## Required task
Transcribe the material below exactly as it appears.

## Saved data entries
__________________________________________________

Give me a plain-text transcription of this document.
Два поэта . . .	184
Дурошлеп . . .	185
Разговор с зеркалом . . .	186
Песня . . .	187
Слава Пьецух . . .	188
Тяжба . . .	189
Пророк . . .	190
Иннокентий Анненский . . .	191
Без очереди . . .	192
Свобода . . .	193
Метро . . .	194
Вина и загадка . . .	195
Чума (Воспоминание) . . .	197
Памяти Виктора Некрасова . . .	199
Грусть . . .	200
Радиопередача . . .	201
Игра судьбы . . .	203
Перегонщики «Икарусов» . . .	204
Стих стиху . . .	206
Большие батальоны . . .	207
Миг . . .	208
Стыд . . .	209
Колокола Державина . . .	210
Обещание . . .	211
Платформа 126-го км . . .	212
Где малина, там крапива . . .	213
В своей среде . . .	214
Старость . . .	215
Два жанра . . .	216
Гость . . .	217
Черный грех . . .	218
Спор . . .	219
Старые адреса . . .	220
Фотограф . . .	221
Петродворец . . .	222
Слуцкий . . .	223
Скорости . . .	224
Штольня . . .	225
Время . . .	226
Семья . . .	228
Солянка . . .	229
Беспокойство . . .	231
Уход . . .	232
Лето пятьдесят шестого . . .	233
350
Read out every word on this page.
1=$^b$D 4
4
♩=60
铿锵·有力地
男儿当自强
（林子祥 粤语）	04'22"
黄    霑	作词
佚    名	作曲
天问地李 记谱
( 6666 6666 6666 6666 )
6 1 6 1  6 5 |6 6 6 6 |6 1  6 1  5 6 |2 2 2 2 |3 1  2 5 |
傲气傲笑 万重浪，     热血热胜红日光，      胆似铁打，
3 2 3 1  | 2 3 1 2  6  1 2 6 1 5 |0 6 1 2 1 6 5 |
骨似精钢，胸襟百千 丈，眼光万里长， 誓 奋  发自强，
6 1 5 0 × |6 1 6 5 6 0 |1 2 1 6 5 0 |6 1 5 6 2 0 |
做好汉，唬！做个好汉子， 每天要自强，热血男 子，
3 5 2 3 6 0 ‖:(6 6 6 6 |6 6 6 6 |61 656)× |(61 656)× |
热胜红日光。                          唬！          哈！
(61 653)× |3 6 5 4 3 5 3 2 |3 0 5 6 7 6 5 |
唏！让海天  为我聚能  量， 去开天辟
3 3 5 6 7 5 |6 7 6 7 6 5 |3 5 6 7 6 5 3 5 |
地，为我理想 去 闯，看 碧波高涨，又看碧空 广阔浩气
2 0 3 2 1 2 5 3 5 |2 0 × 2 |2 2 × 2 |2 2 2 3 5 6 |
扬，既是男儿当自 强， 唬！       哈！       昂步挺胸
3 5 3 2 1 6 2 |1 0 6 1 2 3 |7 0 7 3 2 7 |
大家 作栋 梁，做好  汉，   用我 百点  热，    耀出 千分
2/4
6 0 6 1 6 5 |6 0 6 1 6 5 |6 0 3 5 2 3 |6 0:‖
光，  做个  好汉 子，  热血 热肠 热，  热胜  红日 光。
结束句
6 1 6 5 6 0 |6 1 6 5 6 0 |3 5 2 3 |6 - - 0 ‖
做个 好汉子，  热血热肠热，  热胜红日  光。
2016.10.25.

__________________________________________________

## Solution
Give me a plain-text transcription of this document.
Два поэта . . .	184
Дурошлеп . . .	185
Разговор с зеркалом . . .	186
Песня . . .	187
Слава Пьецух . . .	188
Тяжба . . .	189
Пророк . . .	190
Иннокентий Анненский . . .	191
Без очереди . . .	192
Свобода . . .	193
Метро . . .	194
Вина и загадка . . .	195
Чума (Воспоминание) . . .	197
Памяти Виктора Некрасова . . .	199
Грусть . . .	200
Радиопередача . . .	201
Игра судьбы . . .	203
Перегонщики «Икарусов» . . .	204
Стих стиху . . .	206
Большие батальоны . . .	207
Миг . . .	208
Стыд . . .	209
Колокола Державина . . .	210
Обещание . . .	211
Платформа 126-го км . . .	212
Где малина, там крапива . . .	213
В своей среде . . .	214
Старость . . .	215
Два жанра . . .	216
Гость . . .	217
Черный грех . . .	218
Спор . . .	219
Старые адреса . . .	220
Фотограф . . .	221
Петродворец . . .	222
Слуцкий . . .	223
Скорости . . .	224
Штольня . . .	225
Время . . .	226
Семья . . .	228
Солянка . . .	229
Беспокойство . . .	231
Уход . . .	232
Лето пятьдесят шестого . . .	233
350
Read out every word on this page.
1=$^b$D 4
4
♩=60
铿锵·有力地
男儿当自强
（林子祥 粤语）	04'22"
黄    霑	作词
佚    名	作曲
天问地李 记谱
( 6666 6666 6666 6666 )
6 1 6 1  6 5 |6 6 6 6 |6 1  6 1  5 6 |2 2 2 2 |3 1  2 5 |
傲气傲笑 万重浪，     热血热胜红日光，      胆似铁打，
3 2 3 1  | 2 3 1 2  6  1 2 6 1 5 |0 6 1 2 1 6 5 |
骨似精钢，胸襟百千 丈，眼光万里长， 誓 奋  发自强，
6 1 5 0 × |6 1 6 5 6 0 |1 2 1 6 5 0 |6 1 5 6 2 0 |
做好汉，唬！做个好汉子， 每天要自强，热血男 子，
3 5 2 3 6 0 ‖:(6 6 6 6 |6 6 6 6 |61 656)× |(61 656)× |
热胜红日光。                          唬！          哈！
(61 653)× |3 6 5 4 3 5 3 2 |3 0 5 6 7 6 5 |
唏！让海天  为我聚能  量， 去开天辟
3 3 5 6 7 5 |6 7 6 7 6 5 |3 5 6 7 6 5 3 5 |
地，为我理想 去 闯，看 碧波高涨，又看碧空 广阔浩气
2 0 3 2 1 2 5 3 5 |2 0 × 2 |2 2 × 2 |2 2 2 3 5 6 |
扬，既是男儿当自 强， 唬！       哈！       昂步挺胸
3 5 3 2 1 6 2 |1 0 6 1 2 3 |7 0 7 3 2 7 |
大家 作栋 梁，做好  汉，   用我 百点  热，    耀出 千分
2/4
6 0 6 1 6 5 |6 0 6 1 6 5 |6 0 3 5 2 3 |6 0:‖
光，  做个  好汉 子，  热血 热肠 热，  热胜  红日 光。
结束句
6 1 6 5 6 0 |6 1 6 5 6 0 |3 5 2 3 |6 - - 0 ‖
做个 好汉子，  热血热肠热，  热胜红日  光。
2016.10.25.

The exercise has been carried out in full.